▸ DATA FOR THIS EXERCISE:

▶

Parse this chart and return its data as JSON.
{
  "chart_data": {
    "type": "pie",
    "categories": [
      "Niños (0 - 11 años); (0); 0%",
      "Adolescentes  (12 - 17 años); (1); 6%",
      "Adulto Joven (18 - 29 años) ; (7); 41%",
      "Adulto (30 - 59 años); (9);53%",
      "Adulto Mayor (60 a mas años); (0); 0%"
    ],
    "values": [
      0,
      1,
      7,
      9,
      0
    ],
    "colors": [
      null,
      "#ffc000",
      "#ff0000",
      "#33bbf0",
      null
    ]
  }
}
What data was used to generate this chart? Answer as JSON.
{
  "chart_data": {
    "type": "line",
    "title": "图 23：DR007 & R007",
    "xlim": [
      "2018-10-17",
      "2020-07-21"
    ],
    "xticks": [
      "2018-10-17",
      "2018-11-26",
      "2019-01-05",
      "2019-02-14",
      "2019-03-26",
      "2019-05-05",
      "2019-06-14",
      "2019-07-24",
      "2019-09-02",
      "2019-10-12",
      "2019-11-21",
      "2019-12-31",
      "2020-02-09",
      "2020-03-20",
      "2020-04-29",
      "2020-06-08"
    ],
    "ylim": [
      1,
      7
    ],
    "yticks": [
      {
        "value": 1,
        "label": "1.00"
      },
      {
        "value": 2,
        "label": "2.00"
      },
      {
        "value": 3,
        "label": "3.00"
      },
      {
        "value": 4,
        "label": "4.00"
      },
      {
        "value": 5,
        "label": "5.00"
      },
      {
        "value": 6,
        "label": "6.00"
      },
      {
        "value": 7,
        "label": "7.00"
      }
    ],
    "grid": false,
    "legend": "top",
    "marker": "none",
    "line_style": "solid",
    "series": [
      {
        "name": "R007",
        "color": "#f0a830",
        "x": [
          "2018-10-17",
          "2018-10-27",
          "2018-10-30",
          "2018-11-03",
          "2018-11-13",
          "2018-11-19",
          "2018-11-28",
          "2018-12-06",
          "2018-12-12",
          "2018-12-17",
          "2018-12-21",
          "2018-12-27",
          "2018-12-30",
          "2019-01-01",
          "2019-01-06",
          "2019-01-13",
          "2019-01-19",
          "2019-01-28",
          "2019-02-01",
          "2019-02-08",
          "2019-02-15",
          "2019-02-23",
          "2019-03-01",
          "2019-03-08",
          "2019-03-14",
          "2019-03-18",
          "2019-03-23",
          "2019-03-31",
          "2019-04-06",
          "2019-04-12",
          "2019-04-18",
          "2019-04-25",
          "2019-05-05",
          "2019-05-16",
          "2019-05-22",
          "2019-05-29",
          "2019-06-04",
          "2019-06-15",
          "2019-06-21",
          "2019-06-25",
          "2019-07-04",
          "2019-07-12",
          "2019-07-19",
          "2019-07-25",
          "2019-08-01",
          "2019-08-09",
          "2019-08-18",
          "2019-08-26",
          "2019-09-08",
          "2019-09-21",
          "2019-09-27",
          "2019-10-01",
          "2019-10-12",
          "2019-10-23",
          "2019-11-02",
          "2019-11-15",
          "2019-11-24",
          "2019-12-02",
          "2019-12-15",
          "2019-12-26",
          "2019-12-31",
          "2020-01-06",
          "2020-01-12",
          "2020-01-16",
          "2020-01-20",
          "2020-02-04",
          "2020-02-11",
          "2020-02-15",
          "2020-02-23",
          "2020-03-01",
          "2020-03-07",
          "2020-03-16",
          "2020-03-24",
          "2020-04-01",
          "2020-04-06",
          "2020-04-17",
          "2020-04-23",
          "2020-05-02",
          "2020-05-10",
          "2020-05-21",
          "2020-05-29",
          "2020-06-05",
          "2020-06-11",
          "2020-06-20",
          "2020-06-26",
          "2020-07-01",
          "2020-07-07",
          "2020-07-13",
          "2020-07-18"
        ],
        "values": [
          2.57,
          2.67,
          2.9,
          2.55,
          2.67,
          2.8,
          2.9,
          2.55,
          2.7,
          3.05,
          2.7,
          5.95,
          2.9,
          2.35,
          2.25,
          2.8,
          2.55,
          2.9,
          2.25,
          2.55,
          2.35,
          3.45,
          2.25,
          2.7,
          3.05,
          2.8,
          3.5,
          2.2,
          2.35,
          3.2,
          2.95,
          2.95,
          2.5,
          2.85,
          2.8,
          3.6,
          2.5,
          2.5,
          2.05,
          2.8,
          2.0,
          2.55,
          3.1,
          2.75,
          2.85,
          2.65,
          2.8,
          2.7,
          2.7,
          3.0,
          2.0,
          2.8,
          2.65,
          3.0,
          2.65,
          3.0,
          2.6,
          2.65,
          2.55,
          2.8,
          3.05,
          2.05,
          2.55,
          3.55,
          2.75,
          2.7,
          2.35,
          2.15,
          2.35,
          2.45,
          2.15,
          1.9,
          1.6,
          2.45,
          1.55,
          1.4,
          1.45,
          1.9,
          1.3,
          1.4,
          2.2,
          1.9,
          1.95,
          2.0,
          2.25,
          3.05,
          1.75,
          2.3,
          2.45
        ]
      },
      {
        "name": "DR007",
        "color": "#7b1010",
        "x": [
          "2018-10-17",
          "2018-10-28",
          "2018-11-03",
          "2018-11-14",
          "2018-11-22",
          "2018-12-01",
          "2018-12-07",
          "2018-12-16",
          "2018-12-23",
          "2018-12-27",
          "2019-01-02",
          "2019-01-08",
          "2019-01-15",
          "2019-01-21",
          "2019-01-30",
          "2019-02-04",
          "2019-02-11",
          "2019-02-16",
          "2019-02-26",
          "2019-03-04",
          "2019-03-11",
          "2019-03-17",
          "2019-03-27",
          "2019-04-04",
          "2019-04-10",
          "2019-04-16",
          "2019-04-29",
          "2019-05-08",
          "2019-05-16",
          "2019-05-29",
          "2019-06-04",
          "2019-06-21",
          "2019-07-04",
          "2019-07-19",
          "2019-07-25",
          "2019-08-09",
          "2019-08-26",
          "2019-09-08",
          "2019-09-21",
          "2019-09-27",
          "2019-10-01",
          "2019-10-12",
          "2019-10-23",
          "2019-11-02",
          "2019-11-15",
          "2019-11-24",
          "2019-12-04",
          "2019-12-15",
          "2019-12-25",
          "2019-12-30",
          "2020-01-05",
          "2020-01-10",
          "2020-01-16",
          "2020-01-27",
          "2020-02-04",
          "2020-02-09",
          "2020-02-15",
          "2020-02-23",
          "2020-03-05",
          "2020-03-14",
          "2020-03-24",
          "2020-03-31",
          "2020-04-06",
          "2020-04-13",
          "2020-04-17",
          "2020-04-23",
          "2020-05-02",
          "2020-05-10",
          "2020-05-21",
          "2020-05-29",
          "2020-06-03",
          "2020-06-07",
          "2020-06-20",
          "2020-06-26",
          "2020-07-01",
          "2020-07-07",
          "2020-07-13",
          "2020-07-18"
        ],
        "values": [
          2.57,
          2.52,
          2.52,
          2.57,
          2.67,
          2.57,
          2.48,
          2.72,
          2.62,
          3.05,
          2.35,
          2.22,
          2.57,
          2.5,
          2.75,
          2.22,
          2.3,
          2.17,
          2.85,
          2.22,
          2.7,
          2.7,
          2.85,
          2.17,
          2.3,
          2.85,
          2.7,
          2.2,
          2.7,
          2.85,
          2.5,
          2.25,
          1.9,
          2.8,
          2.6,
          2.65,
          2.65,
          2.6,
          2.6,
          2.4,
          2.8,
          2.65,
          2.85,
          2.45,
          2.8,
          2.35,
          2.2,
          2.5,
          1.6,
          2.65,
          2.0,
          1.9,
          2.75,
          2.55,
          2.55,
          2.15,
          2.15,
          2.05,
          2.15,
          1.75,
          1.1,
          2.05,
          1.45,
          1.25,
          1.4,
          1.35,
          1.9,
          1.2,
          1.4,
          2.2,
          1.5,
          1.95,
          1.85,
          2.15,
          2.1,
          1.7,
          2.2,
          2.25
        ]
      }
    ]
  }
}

◀

▸ EXERCISE PROMPT:
Find the word "JSON" and list each line it appears in.

▸ IN RESPONSE:
Parse this chart and return its data as JSON.
What data was used to generate this chart? Answer as JSON.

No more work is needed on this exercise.